WORK REQUIRED
Check the listing below line by line and report how many lines hold "label", with no other words.

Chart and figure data
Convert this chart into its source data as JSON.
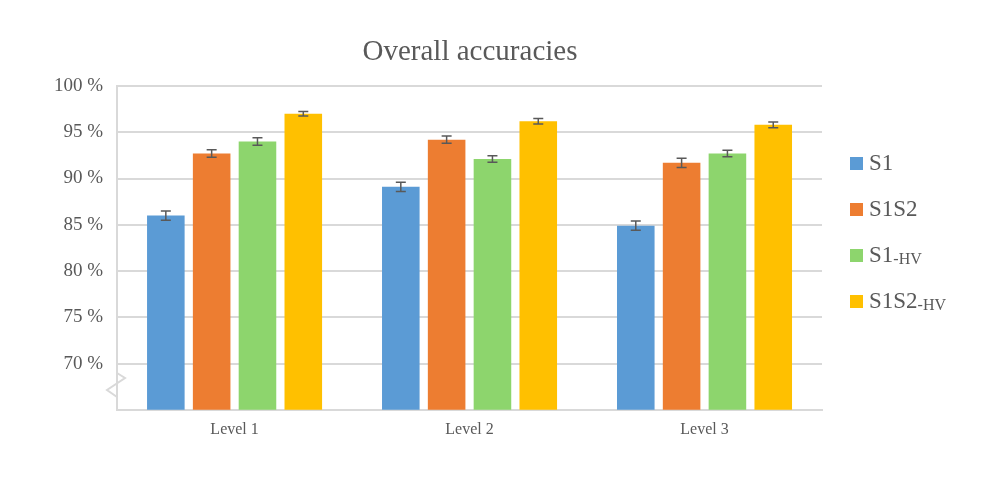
{
  "chart_data": {
    "type": "bar",
    "title": "Overall accuracies",
    "categories": [
      "Level 1",
      "Level 2",
      "Level 3"
    ],
    "series": [
      {
        "name": "S1",
        "color": "#5b9bd5",
        "values": [
          86.0,
          89.1,
          84.9
        ],
        "errors": [
          0.5,
          0.5,
          0.5
        ]
      },
      {
        "name": "S1S2",
        "color": "#ed7d31",
        "values": [
          92.7,
          94.2,
          91.7
        ],
        "errors": [
          0.4,
          0.4,
          0.5
        ]
      },
      {
        "name": "S1$_{-HV}$",
        "color": "#8dd56d",
        "values": [
          94.0,
          92.1,
          92.7
        ],
        "errors": [
          0.4,
          0.35,
          0.35
        ]
      },
      {
        "name": "S1S2$_{-HV}$",
        "color": "#ffc000",
        "values": [
          97.0,
          96.2,
          95.8
        ],
        "errors": [
          0.25,
          0.3,
          0.3
        ]
      }
    ],
    "ylim": [
      65,
      100
    ],
    "yticks": [
      {
        "value": 70,
        "label": "70 %"
      },
      {
        "value": 75,
        "label": "75 %"
      },
      {
        "value": 80,
        "label": "80 %"
      },
      {
        "value": 85,
        "label": "85 %"
      },
      {
        "value": 90,
        "label": "90 %"
      },
      {
        "value": 95,
        "label": "95 %"
      },
      {
        "value": 100,
        "label": "100 %"
      }
    ],
    "grid": "y",
    "legend": "right"
  }
}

ANSWER TO THE EXERCISE
7